[Data items]

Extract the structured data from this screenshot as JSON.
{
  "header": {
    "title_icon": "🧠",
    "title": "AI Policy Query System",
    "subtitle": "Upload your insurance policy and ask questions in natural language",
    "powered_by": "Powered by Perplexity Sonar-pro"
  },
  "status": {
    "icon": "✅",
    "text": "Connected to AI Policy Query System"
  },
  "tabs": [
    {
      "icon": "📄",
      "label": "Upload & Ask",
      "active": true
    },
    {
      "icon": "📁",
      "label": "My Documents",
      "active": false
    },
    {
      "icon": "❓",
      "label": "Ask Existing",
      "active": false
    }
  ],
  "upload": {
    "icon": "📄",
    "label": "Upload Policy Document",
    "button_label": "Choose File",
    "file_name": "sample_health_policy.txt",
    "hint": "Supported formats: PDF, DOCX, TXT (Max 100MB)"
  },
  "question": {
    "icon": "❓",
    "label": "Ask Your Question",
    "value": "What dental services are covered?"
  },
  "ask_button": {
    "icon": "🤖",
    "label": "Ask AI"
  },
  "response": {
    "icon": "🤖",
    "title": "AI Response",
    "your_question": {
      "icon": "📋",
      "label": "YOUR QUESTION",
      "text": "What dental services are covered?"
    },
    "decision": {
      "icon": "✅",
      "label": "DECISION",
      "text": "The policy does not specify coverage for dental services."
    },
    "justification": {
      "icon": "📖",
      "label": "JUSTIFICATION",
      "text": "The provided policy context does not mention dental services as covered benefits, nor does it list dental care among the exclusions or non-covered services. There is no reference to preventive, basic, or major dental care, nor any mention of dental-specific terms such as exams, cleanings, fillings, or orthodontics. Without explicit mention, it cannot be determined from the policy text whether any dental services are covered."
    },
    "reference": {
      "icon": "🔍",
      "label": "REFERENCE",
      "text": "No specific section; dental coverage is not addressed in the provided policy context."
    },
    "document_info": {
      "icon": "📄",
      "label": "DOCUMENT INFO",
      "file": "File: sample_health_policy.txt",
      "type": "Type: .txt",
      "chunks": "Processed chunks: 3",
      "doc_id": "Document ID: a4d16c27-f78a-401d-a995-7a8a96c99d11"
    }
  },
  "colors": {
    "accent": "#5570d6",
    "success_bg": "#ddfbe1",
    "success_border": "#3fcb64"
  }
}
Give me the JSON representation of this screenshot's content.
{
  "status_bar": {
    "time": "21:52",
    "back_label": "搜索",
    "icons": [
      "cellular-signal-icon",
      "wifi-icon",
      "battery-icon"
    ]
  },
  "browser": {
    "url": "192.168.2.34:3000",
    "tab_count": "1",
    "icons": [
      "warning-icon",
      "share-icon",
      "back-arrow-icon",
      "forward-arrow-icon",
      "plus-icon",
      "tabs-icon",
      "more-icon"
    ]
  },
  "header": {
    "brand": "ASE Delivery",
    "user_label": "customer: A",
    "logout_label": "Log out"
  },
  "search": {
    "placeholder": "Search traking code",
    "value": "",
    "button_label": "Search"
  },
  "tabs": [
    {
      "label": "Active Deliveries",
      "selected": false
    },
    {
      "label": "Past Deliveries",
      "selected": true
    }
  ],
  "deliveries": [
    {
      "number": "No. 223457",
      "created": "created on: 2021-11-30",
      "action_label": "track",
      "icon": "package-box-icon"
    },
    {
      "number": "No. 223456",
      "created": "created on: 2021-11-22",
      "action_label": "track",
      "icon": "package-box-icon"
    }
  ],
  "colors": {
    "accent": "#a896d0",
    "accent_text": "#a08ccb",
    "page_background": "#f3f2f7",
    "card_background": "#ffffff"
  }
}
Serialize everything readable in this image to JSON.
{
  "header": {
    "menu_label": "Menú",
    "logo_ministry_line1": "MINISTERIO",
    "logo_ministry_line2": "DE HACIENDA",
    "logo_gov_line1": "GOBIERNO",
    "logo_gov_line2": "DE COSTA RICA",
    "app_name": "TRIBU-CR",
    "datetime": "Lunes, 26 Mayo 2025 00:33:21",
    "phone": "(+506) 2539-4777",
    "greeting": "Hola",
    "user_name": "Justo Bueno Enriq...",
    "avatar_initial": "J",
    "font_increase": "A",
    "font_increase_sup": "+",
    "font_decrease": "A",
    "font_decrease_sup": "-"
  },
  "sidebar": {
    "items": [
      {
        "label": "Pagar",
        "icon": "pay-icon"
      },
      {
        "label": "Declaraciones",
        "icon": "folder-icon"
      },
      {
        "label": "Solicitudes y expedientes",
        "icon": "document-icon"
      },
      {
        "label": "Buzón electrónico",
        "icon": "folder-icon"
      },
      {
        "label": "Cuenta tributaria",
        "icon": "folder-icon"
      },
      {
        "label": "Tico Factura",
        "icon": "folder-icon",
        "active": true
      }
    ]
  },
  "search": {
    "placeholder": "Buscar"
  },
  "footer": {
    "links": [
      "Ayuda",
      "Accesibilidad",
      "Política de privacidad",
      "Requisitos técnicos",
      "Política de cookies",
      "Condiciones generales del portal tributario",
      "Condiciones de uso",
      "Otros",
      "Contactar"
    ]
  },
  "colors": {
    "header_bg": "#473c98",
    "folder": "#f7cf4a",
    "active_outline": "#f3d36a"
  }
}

DIRECTION: Pull out all lines containing the word "value" from the entries above.

ANSWER IN FULL:
    "value": "What dental services are covered?"
    "value": "",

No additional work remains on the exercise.